⟨
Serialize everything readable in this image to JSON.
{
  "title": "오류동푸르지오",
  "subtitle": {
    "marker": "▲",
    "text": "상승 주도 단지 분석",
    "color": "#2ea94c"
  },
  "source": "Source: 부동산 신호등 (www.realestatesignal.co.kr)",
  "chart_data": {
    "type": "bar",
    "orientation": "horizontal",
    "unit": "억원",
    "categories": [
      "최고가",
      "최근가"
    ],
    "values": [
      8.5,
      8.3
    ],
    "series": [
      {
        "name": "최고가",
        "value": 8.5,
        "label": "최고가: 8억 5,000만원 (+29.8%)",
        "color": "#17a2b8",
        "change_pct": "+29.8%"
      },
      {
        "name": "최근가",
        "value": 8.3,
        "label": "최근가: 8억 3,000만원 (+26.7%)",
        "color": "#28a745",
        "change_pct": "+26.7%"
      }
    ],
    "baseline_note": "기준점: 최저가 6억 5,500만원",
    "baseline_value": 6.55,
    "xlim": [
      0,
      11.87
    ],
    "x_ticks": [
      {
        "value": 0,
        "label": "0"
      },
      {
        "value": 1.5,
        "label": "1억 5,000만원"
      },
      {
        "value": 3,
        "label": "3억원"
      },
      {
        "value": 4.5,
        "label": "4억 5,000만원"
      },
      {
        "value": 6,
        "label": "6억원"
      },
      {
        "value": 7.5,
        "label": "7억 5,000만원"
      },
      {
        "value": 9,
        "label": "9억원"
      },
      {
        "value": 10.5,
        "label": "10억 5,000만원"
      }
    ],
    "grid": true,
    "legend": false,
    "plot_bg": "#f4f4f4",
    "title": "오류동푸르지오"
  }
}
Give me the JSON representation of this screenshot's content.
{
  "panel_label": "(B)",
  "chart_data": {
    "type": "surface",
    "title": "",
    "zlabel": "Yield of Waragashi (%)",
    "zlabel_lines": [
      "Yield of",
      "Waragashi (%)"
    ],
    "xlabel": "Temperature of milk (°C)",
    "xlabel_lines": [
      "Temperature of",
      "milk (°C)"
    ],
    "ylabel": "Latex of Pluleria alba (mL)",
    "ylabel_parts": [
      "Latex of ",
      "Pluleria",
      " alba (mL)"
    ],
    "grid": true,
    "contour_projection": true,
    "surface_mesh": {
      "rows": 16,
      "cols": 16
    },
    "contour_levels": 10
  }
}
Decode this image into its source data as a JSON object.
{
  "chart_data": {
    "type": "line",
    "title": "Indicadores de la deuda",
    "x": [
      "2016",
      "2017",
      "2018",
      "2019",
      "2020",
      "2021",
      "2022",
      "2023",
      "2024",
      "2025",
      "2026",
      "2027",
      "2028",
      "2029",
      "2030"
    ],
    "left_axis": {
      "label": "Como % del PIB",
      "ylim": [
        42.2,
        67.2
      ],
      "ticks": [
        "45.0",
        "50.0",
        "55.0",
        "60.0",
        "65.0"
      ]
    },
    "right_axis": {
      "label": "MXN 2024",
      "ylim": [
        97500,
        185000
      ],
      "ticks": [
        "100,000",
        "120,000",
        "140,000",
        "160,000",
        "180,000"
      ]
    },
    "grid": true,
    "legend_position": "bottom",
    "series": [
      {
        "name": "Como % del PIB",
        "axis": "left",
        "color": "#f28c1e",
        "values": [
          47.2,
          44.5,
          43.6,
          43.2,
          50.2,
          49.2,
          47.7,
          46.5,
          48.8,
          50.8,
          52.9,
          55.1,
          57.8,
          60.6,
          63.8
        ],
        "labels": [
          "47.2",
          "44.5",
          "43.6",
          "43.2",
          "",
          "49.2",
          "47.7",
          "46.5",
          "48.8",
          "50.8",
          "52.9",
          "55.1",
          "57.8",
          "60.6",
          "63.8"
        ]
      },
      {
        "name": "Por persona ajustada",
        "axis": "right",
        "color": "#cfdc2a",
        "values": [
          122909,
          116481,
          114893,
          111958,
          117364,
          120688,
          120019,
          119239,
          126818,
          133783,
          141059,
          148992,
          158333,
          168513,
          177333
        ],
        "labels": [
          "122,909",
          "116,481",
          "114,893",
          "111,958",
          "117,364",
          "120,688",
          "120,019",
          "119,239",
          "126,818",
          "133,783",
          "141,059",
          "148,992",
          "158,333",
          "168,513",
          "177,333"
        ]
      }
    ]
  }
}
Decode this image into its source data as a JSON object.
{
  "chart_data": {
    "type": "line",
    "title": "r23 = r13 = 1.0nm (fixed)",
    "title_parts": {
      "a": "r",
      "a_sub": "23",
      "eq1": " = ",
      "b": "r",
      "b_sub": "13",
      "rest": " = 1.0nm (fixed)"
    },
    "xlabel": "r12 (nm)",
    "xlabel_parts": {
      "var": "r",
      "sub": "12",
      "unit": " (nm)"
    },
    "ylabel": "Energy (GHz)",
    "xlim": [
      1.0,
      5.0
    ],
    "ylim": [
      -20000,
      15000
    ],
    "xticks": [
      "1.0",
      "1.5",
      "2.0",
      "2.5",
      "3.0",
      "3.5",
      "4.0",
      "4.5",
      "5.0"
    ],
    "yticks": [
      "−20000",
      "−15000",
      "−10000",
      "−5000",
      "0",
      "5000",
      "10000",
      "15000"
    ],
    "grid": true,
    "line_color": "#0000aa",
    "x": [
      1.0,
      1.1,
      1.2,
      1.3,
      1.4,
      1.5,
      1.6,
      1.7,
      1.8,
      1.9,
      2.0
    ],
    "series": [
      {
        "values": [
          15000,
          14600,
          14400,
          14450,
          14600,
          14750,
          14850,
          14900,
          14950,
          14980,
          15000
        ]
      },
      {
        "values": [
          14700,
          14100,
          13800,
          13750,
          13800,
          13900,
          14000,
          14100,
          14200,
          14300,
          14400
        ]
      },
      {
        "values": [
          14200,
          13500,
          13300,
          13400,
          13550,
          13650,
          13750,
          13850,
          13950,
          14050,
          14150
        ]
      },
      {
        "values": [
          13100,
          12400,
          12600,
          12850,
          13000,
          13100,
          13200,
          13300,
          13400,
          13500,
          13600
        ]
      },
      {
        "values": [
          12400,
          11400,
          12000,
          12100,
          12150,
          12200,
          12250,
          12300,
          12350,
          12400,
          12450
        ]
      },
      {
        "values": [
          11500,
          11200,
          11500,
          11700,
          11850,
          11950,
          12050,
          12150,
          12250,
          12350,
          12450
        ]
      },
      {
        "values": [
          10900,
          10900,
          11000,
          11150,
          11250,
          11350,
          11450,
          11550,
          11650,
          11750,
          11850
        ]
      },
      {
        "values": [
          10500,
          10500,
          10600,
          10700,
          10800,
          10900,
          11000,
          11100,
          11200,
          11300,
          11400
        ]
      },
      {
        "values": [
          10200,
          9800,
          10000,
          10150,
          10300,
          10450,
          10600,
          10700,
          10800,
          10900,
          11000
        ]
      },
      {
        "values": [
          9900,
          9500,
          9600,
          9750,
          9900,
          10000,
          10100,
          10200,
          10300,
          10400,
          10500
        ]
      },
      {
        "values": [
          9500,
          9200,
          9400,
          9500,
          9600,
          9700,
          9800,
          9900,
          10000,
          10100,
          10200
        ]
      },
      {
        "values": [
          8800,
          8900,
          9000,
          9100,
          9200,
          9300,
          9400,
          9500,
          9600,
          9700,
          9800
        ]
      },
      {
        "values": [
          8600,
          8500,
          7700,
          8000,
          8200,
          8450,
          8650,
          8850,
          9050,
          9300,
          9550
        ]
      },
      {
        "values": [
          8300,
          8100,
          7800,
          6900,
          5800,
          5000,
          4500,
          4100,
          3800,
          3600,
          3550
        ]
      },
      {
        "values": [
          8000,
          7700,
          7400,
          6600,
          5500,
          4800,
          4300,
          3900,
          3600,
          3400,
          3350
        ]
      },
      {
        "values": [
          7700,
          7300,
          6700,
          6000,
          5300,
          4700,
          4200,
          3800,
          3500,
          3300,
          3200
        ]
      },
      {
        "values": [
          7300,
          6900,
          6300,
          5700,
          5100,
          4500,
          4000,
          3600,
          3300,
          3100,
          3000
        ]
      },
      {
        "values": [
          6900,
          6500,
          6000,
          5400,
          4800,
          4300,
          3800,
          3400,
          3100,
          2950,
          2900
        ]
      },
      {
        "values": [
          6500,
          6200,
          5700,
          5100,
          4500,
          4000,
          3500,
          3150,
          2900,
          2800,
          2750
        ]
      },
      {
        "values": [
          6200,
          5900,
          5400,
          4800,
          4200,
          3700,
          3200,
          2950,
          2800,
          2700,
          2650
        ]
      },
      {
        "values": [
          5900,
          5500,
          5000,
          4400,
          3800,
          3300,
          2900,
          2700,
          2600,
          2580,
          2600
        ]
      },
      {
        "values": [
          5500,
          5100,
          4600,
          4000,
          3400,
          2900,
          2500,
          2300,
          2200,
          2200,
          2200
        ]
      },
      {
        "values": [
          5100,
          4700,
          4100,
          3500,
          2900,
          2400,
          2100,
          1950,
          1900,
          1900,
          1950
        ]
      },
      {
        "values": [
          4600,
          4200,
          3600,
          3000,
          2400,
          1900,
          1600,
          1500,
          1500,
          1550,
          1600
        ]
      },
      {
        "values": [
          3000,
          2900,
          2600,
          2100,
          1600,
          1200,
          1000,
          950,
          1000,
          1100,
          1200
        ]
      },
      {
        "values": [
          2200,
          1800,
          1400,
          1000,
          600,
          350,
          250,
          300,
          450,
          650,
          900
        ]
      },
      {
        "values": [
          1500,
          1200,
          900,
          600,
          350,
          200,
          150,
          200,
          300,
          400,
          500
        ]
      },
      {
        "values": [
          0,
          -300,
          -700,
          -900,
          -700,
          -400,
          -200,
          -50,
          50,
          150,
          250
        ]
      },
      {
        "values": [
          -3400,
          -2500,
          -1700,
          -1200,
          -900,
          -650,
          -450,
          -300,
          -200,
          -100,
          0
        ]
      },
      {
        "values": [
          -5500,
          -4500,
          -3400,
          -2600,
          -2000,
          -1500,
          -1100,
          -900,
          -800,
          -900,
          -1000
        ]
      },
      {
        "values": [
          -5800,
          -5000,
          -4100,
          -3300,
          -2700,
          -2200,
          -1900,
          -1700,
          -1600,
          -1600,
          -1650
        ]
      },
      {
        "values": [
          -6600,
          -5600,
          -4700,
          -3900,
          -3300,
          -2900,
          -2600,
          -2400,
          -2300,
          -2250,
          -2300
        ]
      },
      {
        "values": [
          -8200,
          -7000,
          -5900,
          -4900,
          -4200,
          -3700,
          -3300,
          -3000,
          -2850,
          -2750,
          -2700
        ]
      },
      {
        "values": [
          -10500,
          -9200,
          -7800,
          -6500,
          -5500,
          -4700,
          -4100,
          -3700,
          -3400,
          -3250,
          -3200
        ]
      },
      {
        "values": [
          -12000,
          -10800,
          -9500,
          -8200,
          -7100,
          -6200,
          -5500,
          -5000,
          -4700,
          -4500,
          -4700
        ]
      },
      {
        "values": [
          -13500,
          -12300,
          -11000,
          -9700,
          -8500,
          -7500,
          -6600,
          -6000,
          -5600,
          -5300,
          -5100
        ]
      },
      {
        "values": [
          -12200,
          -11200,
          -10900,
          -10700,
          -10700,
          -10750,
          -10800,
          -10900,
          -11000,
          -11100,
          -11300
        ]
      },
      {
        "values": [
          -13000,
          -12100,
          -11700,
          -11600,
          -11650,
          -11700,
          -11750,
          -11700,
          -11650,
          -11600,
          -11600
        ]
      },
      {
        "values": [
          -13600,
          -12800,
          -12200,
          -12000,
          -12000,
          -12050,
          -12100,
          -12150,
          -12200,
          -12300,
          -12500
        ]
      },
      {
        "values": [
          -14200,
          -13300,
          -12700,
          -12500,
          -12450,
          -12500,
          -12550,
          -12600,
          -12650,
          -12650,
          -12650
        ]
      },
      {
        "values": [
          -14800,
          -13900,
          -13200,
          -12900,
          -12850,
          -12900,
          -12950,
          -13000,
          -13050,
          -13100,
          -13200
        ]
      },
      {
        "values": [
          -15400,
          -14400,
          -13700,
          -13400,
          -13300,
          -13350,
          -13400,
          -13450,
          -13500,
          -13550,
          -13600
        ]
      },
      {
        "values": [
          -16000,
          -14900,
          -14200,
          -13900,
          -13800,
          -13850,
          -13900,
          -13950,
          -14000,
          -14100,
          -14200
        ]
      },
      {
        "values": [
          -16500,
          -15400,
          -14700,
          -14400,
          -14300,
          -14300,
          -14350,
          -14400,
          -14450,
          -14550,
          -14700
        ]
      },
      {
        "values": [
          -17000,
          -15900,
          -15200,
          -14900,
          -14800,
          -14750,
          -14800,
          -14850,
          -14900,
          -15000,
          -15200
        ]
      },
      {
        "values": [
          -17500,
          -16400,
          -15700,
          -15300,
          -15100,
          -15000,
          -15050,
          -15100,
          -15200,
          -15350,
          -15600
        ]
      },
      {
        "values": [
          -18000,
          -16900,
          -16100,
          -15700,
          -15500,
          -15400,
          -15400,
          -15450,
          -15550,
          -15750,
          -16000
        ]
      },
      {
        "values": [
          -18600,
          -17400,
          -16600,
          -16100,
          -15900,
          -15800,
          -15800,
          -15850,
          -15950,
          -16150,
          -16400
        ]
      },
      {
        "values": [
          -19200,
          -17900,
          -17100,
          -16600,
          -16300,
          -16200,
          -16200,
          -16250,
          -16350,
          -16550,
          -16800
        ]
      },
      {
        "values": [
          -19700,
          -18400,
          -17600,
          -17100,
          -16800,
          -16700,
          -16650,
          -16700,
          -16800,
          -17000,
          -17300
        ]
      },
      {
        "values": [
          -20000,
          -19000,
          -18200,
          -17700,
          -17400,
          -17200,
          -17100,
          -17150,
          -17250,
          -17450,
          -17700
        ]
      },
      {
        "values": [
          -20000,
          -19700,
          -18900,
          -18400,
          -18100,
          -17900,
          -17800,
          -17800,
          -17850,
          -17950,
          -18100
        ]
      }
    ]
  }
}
⟩
Task to complete
Every line that holds the word "fixed" should be extracted.

Response
    "title": "r23 = r13 = 1.0nm (fixed)",
      "rest": " = 1.0nm (fixed)"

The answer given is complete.